Direction:
Print out each entry below exactly, please.

━━ Data rows ━━

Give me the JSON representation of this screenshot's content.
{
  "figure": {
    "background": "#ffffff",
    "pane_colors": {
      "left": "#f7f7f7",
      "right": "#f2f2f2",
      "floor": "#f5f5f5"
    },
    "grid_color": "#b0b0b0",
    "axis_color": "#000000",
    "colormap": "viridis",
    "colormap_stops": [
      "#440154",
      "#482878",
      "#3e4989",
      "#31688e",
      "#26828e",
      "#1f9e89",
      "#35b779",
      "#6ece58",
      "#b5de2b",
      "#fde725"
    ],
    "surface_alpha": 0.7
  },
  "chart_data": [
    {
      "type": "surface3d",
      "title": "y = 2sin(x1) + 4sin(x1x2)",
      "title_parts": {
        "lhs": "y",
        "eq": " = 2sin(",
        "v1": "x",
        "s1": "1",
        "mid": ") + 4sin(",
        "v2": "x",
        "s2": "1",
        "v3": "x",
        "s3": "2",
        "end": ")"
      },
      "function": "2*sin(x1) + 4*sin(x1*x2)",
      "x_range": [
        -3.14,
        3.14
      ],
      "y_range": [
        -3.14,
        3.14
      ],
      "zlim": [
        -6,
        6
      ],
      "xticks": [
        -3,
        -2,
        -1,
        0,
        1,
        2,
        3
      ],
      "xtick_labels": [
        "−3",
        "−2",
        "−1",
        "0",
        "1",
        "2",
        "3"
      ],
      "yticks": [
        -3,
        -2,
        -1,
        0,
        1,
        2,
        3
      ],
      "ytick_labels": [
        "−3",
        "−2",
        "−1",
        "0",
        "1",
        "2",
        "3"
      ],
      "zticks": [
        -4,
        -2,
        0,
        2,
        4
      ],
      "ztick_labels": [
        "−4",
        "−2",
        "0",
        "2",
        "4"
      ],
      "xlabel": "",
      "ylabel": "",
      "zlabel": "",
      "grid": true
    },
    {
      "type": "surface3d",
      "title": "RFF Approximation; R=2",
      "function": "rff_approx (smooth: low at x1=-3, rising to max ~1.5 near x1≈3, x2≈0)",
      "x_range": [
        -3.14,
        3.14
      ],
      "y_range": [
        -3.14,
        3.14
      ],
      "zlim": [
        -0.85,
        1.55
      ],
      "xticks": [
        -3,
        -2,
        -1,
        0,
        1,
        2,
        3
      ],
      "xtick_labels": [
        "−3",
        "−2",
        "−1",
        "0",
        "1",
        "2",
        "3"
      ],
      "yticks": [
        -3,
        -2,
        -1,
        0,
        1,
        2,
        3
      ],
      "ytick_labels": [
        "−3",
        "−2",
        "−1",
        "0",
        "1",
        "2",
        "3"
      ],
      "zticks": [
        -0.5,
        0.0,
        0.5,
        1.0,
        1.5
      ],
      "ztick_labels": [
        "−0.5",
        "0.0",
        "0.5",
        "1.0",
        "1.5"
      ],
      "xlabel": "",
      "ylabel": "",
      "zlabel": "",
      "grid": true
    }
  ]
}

━━━

Response to the task:
Give me the JSON representation of this screenshot's content.
{
  "figure": {
    "background": "#ffffff",
    "pane_colors": {
      "left": "#f7f7f7",
      "right": "#f2f2f2",
      "floor": "#f5f5f5"
    },
    "grid_color": "#b0b0b0",
    "axis_color": "#000000",
    "colormap": "viridis",
    "colormap_stops": [
      "#440154",
      "#482878",
      "#3e4989",
      "#31688e",
      "#26828e",
      "#1f9e89",
      "#35b779",
      "#6ece58",
      "#b5de2b",
      "#fde725"
    ],
    "surface_alpha": 0.7
  },
  "chart_data": [
    {
      "type": "surface3d",
      "title": "y = 2sin(x1) + 4sin(x1x2)",
      "title_parts": {
        "lhs": "y",
        "eq": " = 2sin(",
        "v1": "x",
        "s1": "1",
        "mid": ") + 4sin(",
        "v2": "x",
        "s2": "1",
        "v3": "x",
        "s3": "2",
        "end": ")"
      },
      "function": "2*sin(x1) + 4*sin(x1*x2)",
      "x_range": [
        -3.14,
        3.14
      ],
      "y_range": [
        -3.14,
        3.14
      ],
      "zlim": [
        -6,
        6
      ],
      "xticks": [
        -3,
        -2,
        -1,
        0,
        1,
        2,
        3
      ],
      "xtick_labels": [
        "−3",
        "−2",
        "−1",
        "0",
        "1",
        "2",
        "3"
      ],
      "yticks": [
        -3,
        -2,
        -1,
        0,
        1,
        2,
        3
      ],
      "ytick_labels": [
        "−3",
        "−2",
        "−1",
        "0",
        "1",
        "2",
        "3"
      ],
      "zticks": [
        -4,
        -2,
        0,
        2,
        4
      ],
      "ztick_labels": [
        "−4",
        "−2",
        "0",
        "2",
        "4"
      ],
      "xlabel": "",
      "ylabel": "",
      "zlabel": "",
      "grid": true
    },
    {
      "type": "surface3d",
      "title": "RFF Approximation; R=2",
      "function": "rff_approx (smooth: low at x1=-3, rising to max ~1.5 near x1≈3, x2≈0)",
      "x_range": [
        -3.14,
        3.14
      ],
      "y_range": [
        -3.14,
        3.14
      ],
      "zlim": [
        -0.85,
        1.55
      ],
      "xticks": [
        -3,
        -2,
        -1,
        0,
        1,
        2,
        3
      ],
      "xtick_labels": [
        "−3",
        "−2",
        "−1",
        "0",
        "1",
        "2",
        "3"
      ],
      "yticks": [
        -3,
        -2,
        -1,
        0,
        1,
        2,
        3
      ],
      "ytick_labels": [
        "−3",
        "−2",
        "−1",
        "0",
        "1",
        "2",
        "3"
      ],
      "zticks": [
        -0.5,
        0.0,
        0.5,
        1.0,
        1.5
      ],
      "ztick_labels": [
        "−0.5",
        "0.0",
        "0.5",
        "1.0",
        "1.5"
      ],
      "xlabel": "",
      "ylabel": "",
      "zlabel": "",
      "grid": true
    }
  ]
}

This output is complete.